Data records:
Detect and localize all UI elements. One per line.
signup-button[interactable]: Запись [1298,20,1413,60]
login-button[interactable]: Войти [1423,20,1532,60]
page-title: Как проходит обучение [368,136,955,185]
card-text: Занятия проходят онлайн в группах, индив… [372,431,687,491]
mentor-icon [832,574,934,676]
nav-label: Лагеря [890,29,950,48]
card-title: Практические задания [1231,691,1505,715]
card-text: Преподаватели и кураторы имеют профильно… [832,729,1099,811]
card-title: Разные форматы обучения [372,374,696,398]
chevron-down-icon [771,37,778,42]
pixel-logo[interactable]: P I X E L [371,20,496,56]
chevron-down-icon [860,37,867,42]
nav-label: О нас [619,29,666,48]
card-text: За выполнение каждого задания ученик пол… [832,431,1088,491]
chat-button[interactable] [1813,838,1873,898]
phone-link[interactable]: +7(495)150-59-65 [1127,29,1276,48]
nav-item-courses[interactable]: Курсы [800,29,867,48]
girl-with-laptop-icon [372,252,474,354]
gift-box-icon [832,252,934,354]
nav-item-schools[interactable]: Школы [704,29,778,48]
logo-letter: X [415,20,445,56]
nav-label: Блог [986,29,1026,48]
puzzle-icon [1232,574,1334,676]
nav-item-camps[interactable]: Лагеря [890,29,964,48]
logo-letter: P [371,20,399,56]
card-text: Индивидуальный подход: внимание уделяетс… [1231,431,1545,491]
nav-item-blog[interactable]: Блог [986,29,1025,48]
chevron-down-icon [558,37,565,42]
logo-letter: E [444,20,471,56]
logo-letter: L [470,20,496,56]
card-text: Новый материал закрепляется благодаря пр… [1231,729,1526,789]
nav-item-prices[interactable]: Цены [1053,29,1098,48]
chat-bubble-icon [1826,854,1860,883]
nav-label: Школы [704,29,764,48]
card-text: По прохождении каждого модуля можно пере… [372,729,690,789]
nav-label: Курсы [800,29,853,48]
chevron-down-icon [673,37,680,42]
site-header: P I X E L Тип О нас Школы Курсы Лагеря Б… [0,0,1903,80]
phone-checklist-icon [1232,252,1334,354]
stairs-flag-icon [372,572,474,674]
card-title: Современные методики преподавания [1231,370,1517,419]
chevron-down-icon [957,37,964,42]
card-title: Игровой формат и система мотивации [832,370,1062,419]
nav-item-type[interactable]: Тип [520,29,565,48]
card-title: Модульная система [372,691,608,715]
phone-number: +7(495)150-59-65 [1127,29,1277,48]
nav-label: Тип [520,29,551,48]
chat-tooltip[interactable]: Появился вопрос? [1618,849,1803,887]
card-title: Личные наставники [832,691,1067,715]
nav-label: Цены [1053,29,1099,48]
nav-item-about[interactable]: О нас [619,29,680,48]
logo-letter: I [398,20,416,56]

▸ EXERCISE DESCRIPTION: Please return the lines unchanged, beginning with the first one and stopping after the line that contains "puzzle-icon [1232,574,1334,676]".

▸ FINAL ANSWER:
Detect and localize all UI elements. One per line.
signup-button[interactable]: Запись [1298,20,1413,60]
login-button[interactable]: Войти [1423,20,1532,60]
page-title: Как проходит обучение [368,136,955,185]
card-text: Занятия проходят онлайн в группах, индив… [372,431,687,491]
mentor-icon [832,574,934,676]
nav-label: Лагеря [890,29,950,48]
card-title: Практические задания [1231,691,1505,715]
card-text: Преподаватели и кураторы имеют профильно… [832,729,1099,811]
card-title: Разные форматы обучения [372,374,696,398]
chevron-down-icon [771,37,778,42]
pixel-logo[interactable]: P I X E L [371,20,496,56]
chevron-down-icon [860,37,867,42]
nav-label: О нас [619,29,666,48]
card-text: За выполнение каждого задания ученик пол… [832,431,1088,491]
chat-button[interactable] [1813,838,1873,898]
phone-link[interactable]: +7(495)150-59-65 [1127,29,1276,48]
nav-item-courses[interactable]: Курсы [800,29,867,48]
girl-with-laptop-icon [372,252,474,354]
gift-box-icon [832,252,934,354]
nav-item-schools[interactable]: Школы [704,29,778,48]
logo-letter: X [415,20,445,56]
nav-label: Блог [986,29,1026,48]
puzzle-icon [1232,574,1334,676]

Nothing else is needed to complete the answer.